Stored data:

— begin —

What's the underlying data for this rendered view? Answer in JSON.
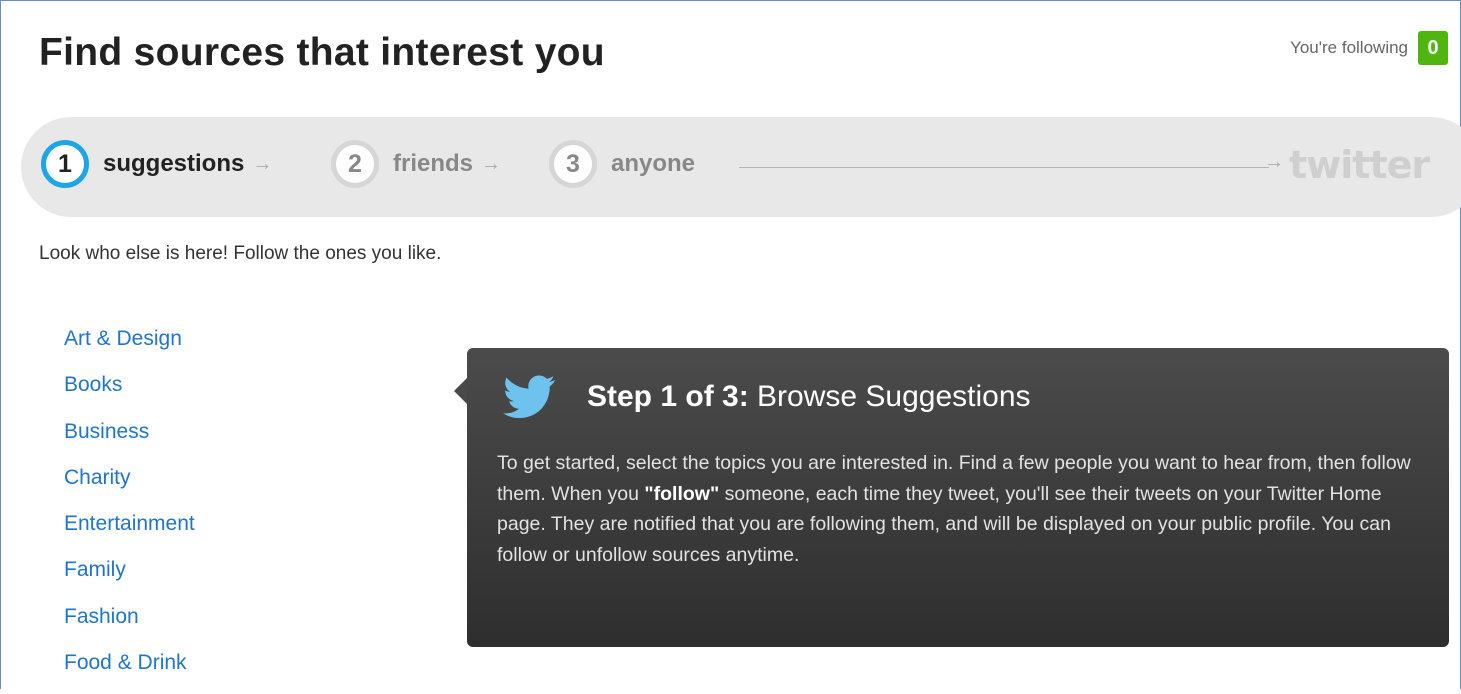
{
  "header": {
    "title": "Find sources that interest you",
    "following_label": "You're following",
    "following_count": "0"
  },
  "steps": [
    {
      "number": "1",
      "label": "suggestions",
      "active": true
    },
    {
      "number": "2",
      "label": "friends",
      "active": false
    },
    {
      "number": "3",
      "label": "anyone",
      "active": false
    }
  ],
  "brand": {
    "logo_text": "twitter",
    "accent": "#1ca5e8",
    "count_bg": "#4fb60e"
  },
  "intro_text": "Look who else is here! Follow the ones you like.",
  "topics": [
    "Art & Design",
    "Books",
    "Business",
    "Charity",
    "Entertainment",
    "Family",
    "Fashion",
    "Food & Drink"
  ],
  "tooltip": {
    "icon": "twitter-bird-icon",
    "heading_strong": "Step 1 of 3:",
    "heading_rest": "Browse Suggestions",
    "body_before": "To get started, select the topics you are interested in. Find a few people you want to hear from, then follow them. When you ",
    "body_strong": "\"follow\"",
    "body_after": " someone, each time they tweet, you'll see their tweets on your Twitter Home page. They are notified that you are following them, and will be displayed on your public profile. You can follow or unfollow sources anytime."
  }
}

— end —

> _SHORT TASK_
Looking at the entries above, how many lines contain the word "topics"? Answer with the number alone.

> _ANSWER BELOW_
2